→ Text shown:
-------------------------

It is further contended that the acts are void in that private funds are appropriated for private use. License moneys are the only moneys that are exacted or paid to carry out the purposes of the acts. These moneys are paid into the state treasury, and when paid are no longer private funds, but become public funds subject to appropriation in the usual way. The payment of these funds is under the jurisdiction and control of the state board of examiners and the state auditor, and they are disbursed as other public moneys. We have examined chap. 90, Sess. Laws 1925, p. 128, amendatory and corrective of chap. 211, Sess. Laws 1923, the original act, and we are of the opinion that both the title and the act are sufficient to constitute *Page 693 a legal appropriation of the moneys coming into the hands of the state treasurer for disbursement, as other public moneys. These funds are neither collected by the board nor disbursed except as provided by law, and in no essential are they different from other public moneys.
The trial committee found that Edwards was not guilty either of conspiracy or of divulging the secrets of his client. Inasmuch as that committee had the witnesses before it and observed their demeanor, we are disposed to adopt its findings in this regard. As to its finding that Edwards had written letters calculated to bring the courts and judges thereof into disrepute, it must be noted that there had been no formal charge of these particular acts. Trial can be had only on charges contained in the information or rule. (6 C. J. 605;In re Baum, 32 Idaho 676, 186 P. 927.)

-------------------------

→ Problems and tasks:
**A)** Under the court opinion, whose jurisdiction and control covers the payment of the license funds?
**B)** Write out the passage of the court opinion from "The trial committee" to "186 P. 927.)" word for word.

Collection entries:

-------------------------

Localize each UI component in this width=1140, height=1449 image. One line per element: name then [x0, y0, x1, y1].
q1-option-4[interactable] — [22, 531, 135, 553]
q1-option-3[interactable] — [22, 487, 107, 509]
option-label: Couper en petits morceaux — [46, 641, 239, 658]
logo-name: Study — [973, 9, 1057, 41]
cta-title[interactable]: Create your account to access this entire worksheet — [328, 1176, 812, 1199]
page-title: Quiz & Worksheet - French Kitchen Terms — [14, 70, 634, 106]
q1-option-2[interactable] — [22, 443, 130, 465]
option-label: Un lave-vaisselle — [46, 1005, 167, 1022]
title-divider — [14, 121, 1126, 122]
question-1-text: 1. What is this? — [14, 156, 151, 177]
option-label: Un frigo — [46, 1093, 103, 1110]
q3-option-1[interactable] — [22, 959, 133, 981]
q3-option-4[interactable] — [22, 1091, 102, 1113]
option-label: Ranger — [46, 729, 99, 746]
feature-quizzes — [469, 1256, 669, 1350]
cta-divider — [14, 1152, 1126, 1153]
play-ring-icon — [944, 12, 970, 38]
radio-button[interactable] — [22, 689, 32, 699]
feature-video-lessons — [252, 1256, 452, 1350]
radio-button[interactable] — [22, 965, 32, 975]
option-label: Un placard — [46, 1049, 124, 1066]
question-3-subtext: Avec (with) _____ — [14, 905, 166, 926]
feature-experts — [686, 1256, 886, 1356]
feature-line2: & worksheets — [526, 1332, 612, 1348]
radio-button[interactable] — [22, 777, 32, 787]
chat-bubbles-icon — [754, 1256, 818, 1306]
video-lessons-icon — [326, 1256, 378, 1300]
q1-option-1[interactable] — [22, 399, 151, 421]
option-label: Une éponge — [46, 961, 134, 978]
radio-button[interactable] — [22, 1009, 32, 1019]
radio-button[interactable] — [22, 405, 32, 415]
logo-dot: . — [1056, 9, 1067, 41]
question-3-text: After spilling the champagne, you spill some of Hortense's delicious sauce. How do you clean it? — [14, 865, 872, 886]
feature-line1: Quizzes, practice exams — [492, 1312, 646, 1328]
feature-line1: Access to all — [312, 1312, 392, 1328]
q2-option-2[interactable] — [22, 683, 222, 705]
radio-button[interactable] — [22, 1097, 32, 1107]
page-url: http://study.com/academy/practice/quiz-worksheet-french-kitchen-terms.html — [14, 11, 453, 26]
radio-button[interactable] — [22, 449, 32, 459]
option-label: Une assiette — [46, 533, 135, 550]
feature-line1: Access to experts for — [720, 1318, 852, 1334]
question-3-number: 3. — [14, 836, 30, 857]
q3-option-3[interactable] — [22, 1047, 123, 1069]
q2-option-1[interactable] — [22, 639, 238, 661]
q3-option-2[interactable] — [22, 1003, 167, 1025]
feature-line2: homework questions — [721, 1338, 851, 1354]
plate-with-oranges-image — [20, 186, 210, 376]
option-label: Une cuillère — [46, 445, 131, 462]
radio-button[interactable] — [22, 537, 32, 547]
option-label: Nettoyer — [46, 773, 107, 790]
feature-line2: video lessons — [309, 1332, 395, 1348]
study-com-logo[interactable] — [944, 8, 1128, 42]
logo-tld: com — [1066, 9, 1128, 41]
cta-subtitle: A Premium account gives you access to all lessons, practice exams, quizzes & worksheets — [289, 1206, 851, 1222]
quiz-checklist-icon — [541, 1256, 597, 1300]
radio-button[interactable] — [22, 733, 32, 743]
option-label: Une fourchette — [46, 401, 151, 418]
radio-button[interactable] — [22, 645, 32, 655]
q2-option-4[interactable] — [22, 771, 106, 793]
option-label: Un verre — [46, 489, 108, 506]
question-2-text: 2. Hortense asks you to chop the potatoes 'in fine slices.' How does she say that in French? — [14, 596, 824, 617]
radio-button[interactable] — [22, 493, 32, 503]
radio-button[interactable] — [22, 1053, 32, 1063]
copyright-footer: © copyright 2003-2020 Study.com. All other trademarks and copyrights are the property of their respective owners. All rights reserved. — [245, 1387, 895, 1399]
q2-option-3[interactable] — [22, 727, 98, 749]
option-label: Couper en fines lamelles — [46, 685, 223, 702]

-------------------------

→ Answers:
**A)** The state board of examiners and the state auditor.

**B)**
The trial committee found that Edwards was not guilty either of conspiracy or of divulging the secrets of his client. Inasmuch as that committee had the witnesses before it and observed their demeanor, we are disposed to adopt its findings in this regard. As to its finding that Edwards had written letters calculated to bring the courts and judges thereof into disrepute, it must be noted that there had been no formal charge of these particular acts. Trial can be had only on charges contained in the information or rule. (6 C. J. 605;In re Baum, 32 Idaho 676, 186 P. 927.)